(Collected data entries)

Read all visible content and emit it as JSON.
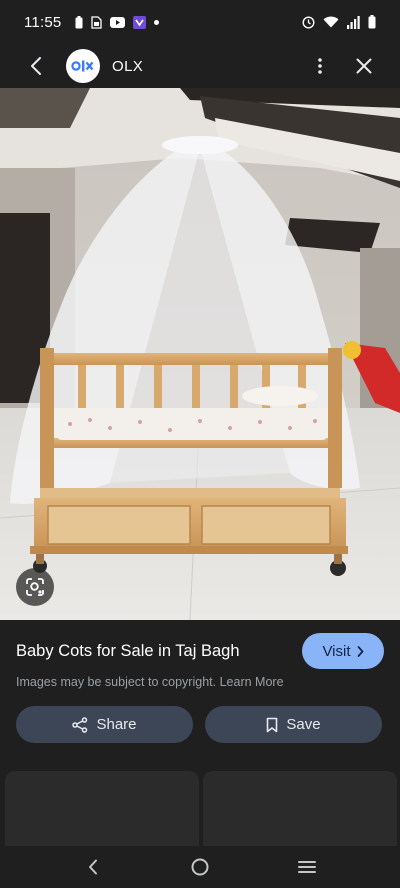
{
  "status_bar": {
    "time": "11:55",
    "left_icons": [
      "battery-saver-icon",
      "sim-icon",
      "youtube-icon",
      "app-icon",
      "dot-icon"
    ],
    "right_icons": [
      "alarm-icon",
      "wifi-icon",
      "signal-icon",
      "battery-icon"
    ]
  },
  "app_bar": {
    "site_name": "OLX",
    "logo_text": "olx"
  },
  "image": {
    "subject": "crib-with-mosquito-net"
  },
  "result": {
    "title": "Baby Cots for Sale in Taj Bagh",
    "visit_label": "Visit",
    "copyright_text": "Images may be subject to copyright.",
    "learn_more": "Learn More",
    "share_label": "Share",
    "save_label": "Save"
  },
  "colors": {
    "background": "#1f1f1f",
    "accent": "#8ab4f8",
    "button_bg": "#3c4656"
  }
}
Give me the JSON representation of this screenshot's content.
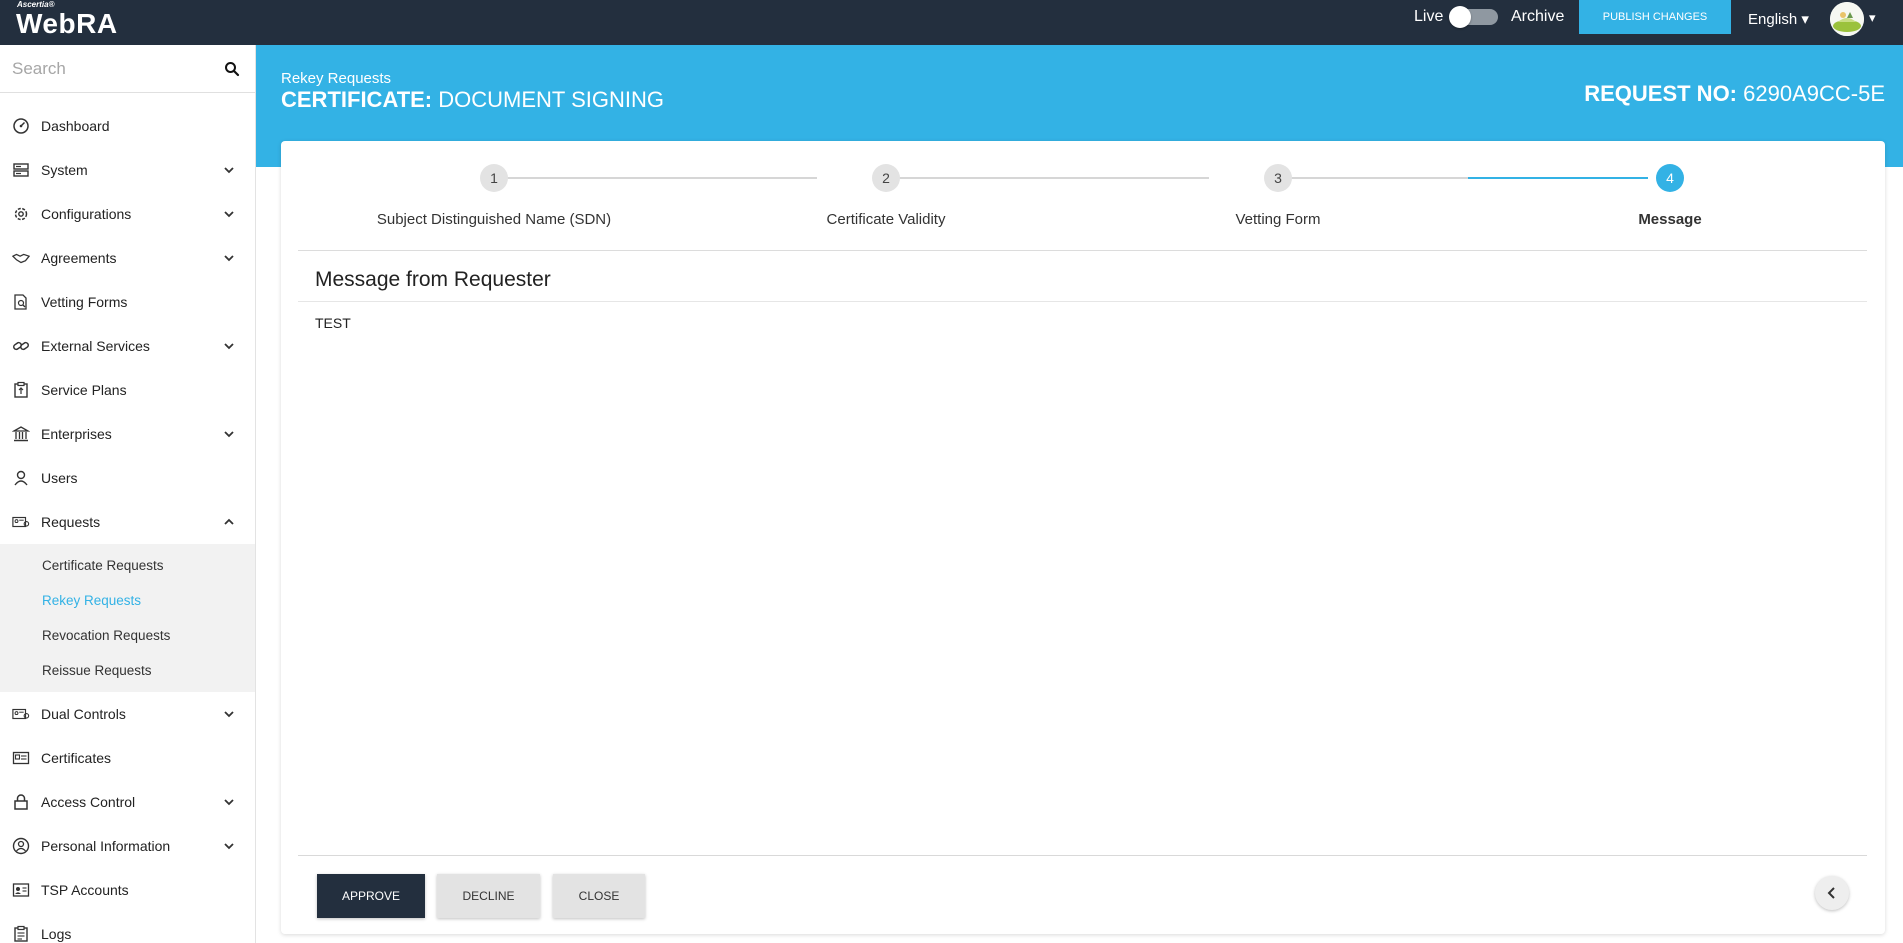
{
  "topbar": {
    "logo_small": "Ascertia®",
    "logo_main": "WebRA",
    "live_label": "Live",
    "archive_label": "Archive",
    "publish_label": "PUBLISH CHANGES",
    "language": "English ▾",
    "avatar_caret": "▾"
  },
  "sidebar": {
    "search_placeholder": "Search",
    "items": [
      {
        "label": "Dashboard",
        "icon": "dashboard-icon",
        "expandable": false
      },
      {
        "label": "System",
        "icon": "server-icon",
        "expandable": true
      },
      {
        "label": "Configurations",
        "icon": "gear-icon",
        "expandable": true
      },
      {
        "label": "Agreements",
        "icon": "handshake-icon",
        "expandable": true
      },
      {
        "label": "Vetting Forms",
        "icon": "document-search-icon",
        "expandable": false
      },
      {
        "label": "External Services",
        "icon": "link-icon",
        "expandable": true
      },
      {
        "label": "Service Plans",
        "icon": "clipboard-icon",
        "expandable": false
      },
      {
        "label": "Enterprises",
        "icon": "bank-icon",
        "expandable": true
      },
      {
        "label": "Users",
        "icon": "user-icon",
        "expandable": false
      },
      {
        "label": "Requests",
        "icon": "id-card-icon",
        "expandable": true,
        "expanded": true
      }
    ],
    "request_subitems": [
      {
        "label": "Certificate Requests",
        "active": false
      },
      {
        "label": "Rekey Requests",
        "active": true
      },
      {
        "label": "Revocation Requests",
        "active": false
      },
      {
        "label": "Reissue Requests",
        "active": false
      }
    ],
    "items_after": [
      {
        "label": "Dual Controls",
        "icon": "id-card-icon",
        "expandable": true
      },
      {
        "label": "Certificates",
        "icon": "certificate-icon",
        "expandable": false
      },
      {
        "label": "Access Control",
        "icon": "lock-icon",
        "expandable": true
      },
      {
        "label": "Personal Information",
        "icon": "user-circle-icon",
        "expandable": true
      },
      {
        "label": "TSP Accounts",
        "icon": "badge-icon",
        "expandable": false
      },
      {
        "label": "Logs",
        "icon": "log-icon",
        "expandable": false
      }
    ]
  },
  "header": {
    "subtitle": "Rekey Requests",
    "title_bold": "CERTIFICATE:",
    "title_rest": " DOCUMENT SIGNING",
    "request_label": "REQUEST NO:",
    "request_no": " 6290A9CC-5E"
  },
  "stepper": {
    "steps": [
      {
        "number": "1",
        "label": "Subject Distinguished Name (SDN)"
      },
      {
        "number": "2",
        "label": "Certificate Validity"
      },
      {
        "number": "3",
        "label": "Vetting Form"
      },
      {
        "number": "4",
        "label": "Message"
      }
    ],
    "active_step": 4
  },
  "message": {
    "title": "Message from Requester",
    "body": "TEST"
  },
  "actions": {
    "approve": "APPROVE",
    "decline": "DECLINE",
    "close": "CLOSE"
  },
  "colors": {
    "accent": "#33b2e5",
    "dark": "#232f3e"
  }
}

* TASK DETAILS: Give the number of lines containing the word "Rekey". No other answer is needed.

* OUTPUT OF THE EXERCISE: 2